— start of Data supplied —

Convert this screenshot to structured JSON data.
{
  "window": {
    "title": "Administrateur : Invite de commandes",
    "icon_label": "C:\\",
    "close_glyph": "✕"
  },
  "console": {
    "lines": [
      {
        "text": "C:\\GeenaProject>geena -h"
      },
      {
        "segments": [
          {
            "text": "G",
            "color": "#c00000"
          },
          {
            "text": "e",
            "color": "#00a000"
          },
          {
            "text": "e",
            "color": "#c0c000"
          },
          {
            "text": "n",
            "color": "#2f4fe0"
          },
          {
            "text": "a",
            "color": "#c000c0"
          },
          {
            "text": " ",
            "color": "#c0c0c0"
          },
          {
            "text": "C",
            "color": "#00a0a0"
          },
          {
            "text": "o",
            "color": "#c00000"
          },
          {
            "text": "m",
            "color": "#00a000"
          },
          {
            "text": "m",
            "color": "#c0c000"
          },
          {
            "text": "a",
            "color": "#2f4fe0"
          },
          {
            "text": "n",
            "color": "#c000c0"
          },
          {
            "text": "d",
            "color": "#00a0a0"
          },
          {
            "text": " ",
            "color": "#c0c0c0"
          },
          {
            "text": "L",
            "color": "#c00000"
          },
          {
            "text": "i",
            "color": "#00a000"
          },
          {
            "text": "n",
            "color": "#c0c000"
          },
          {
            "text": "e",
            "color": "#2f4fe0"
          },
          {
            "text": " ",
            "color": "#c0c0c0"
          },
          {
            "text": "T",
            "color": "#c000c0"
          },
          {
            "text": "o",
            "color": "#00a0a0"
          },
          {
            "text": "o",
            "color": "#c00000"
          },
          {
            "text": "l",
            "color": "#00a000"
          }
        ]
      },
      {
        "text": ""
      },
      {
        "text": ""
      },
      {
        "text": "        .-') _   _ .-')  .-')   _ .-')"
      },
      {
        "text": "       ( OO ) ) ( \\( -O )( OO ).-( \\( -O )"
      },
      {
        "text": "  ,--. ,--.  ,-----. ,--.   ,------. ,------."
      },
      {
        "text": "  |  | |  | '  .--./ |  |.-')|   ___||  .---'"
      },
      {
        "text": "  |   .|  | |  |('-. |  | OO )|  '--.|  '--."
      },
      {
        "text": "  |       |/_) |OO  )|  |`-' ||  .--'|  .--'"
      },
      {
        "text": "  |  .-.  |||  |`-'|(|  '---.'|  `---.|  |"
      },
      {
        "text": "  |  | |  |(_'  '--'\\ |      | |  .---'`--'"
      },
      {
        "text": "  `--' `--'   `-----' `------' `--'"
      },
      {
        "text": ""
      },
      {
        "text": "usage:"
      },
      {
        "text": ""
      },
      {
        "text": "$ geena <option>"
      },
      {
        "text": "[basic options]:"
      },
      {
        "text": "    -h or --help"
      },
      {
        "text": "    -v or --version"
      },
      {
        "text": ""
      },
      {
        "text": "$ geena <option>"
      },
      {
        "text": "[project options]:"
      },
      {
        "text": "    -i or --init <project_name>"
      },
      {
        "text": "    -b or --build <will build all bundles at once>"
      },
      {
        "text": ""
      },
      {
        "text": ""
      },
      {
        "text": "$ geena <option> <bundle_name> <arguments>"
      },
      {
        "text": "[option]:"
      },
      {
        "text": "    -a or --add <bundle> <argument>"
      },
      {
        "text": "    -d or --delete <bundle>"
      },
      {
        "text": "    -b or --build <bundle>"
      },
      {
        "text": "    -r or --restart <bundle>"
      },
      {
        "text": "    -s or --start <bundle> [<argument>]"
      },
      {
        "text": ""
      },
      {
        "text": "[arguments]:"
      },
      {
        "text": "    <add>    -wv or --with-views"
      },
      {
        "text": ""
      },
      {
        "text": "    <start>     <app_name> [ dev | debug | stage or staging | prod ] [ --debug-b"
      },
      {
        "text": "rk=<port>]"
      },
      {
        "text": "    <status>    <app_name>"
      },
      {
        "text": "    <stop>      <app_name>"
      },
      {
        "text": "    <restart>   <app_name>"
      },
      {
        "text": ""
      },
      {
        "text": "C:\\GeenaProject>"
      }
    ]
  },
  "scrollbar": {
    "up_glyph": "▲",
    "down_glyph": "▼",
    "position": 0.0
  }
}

— end of Data supplied —

- Challenge
Word for word, extract all the records.

- Response below
Convert this screenshot to structured JSON data.
{
  "window": {
    "title": "Administrateur : Invite de commandes",
    "icon_label": "C:\\",
    "close_glyph": "✕"
  },
  "console": {
    "lines": [
      {
        "text": "C:\\GeenaProject>geena -h"
      },
      {
        "segments": [
          {
            "text": "G",
            "color": "#c00000"
          },
          {
            "text": "e",
            "color": "#00a000"
          },
          {
            "text": "e",
            "color": "#c0c000"
          },
          {
            "text": "n",
            "color": "#2f4fe0"
          },
          {
            "text": "a",
            "color": "#c000c0"
          },
          {
            "text": " ",
            "color": "#c0c0c0"
          },
          {
            "text": "C",
            "color": "#00a0a0"
          },
          {
            "text": "o",
            "color": "#c00000"
          },
          {
            "text": "m",
            "color": "#00a000"
          },
          {
            "text": "m",
            "color": "#c0c000"
          },
          {
            "text": "a",
            "color": "#2f4fe0"
          },
          {
            "text": "n",
            "color": "#c000c0"
          },
          {
            "text": "d",
            "color": "#00a0a0"
          },
          {
            "text": " ",
            "color": "#c0c0c0"
          },
          {
            "text": "L",
            "color": "#c00000"
          },
          {
            "text": "i",
            "color": "#00a000"
          },
          {
            "text": "n",
            "color": "#c0c000"
          },
          {
            "text": "e",
            "color": "#2f4fe0"
          },
          {
            "text": " ",
            "color": "#c0c0c0"
          },
          {
            "text": "T",
            "color": "#c000c0"
          },
          {
            "text": "o",
            "color": "#00a0a0"
          },
          {
            "text": "o",
            "color": "#c00000"
          },
          {
            "text": "l",
            "color": "#00a000"
          }
        ]
      },
      {
        "text": ""
      },
      {
        "text": ""
      },
      {
        "text": "        .-') _   _ .-')  .-')   _ .-')"
      },
      {
        "text": "       ( OO ) ) ( \\( -O )( OO ).-( \\( -O )"
      },
      {
        "text": "  ,--. ,--.  ,-----. ,--.   ,------. ,------."
      },
      {
        "text": "  |  | |  | '  .--./ |  |.-')|   ___||  .---'"
      },
      {
        "text": "  |   .|  | |  |('-. |  | OO )|  '--.|  '--."
      },
      {
        "text": "  |       |/_) |OO  )|  |`-' ||  .--'|  .--'"
      },
      {
        "text": "  |  .-.  |||  |`-'|(|  '---.'|  `---.|  |"
      },
      {
        "text": "  |  | |  |(_'  '--'\\ |      | |  .---'`--'"
      },
      {
        "text": "  `--' `--'   `-----' `------' `--'"
      },
      {
        "text": ""
      },
      {
        "text": "usage:"
      },
      {
        "text": ""
      },
      {
        "text": "$ geena <option>"
      },
      {
        "text": "[basic options]:"
      },
      {
        "text": "    -h or --help"
      },
      {
        "text": "    -v or --version"
      },
      {
        "text": ""
      },
      {
        "text": "$ geena <option>"
      },
      {
        "text": "[project options]:"
      },
      {
        "text": "    -i or --init <project_name>"
      },
      {
        "text": "    -b or --build <will build all bundles at once>"
      },
      {
        "text": ""
      },
      {
        "text": ""
      },
      {
        "text": "$ geena <option> <bundle_name> <arguments>"
      },
      {
        "text": "[option]:"
      },
      {
        "text": "    -a or --add <bundle> <argument>"
      },
      {
        "text": "    -d or --delete <bundle>"
      },
      {
        "text": "    -b or --build <bundle>"
      },
      {
        "text": "    -r or --restart <bundle>"
      },
      {
        "text": "    -s or --start <bundle> [<argument>]"
      },
      {
        "text": ""
      },
      {
        "text": "[arguments]:"
      },
      {
        "text": "    <add>    -wv or --with-views"
      },
      {
        "text": ""
      },
      {
        "text": "    <start>     <app_name> [ dev | debug | stage or staging | prod ] [ --debug-b"
      },
      {
        "text": "rk=<port>]"
      },
      {
        "text": "    <status>    <app_name>"
      },
      {
        "text": "    <stop>      <app_name>"
      },
      {
        "text": "    <restart>   <app_name>"
      },
      {
        "text": ""
      },
      {
        "text": "C:\\GeenaProject>"
      }
    ]
  },
  "scrollbar": {
    "up_glyph": "▲",
    "down_glyph": "▼",
    "position": 0.0
  }
}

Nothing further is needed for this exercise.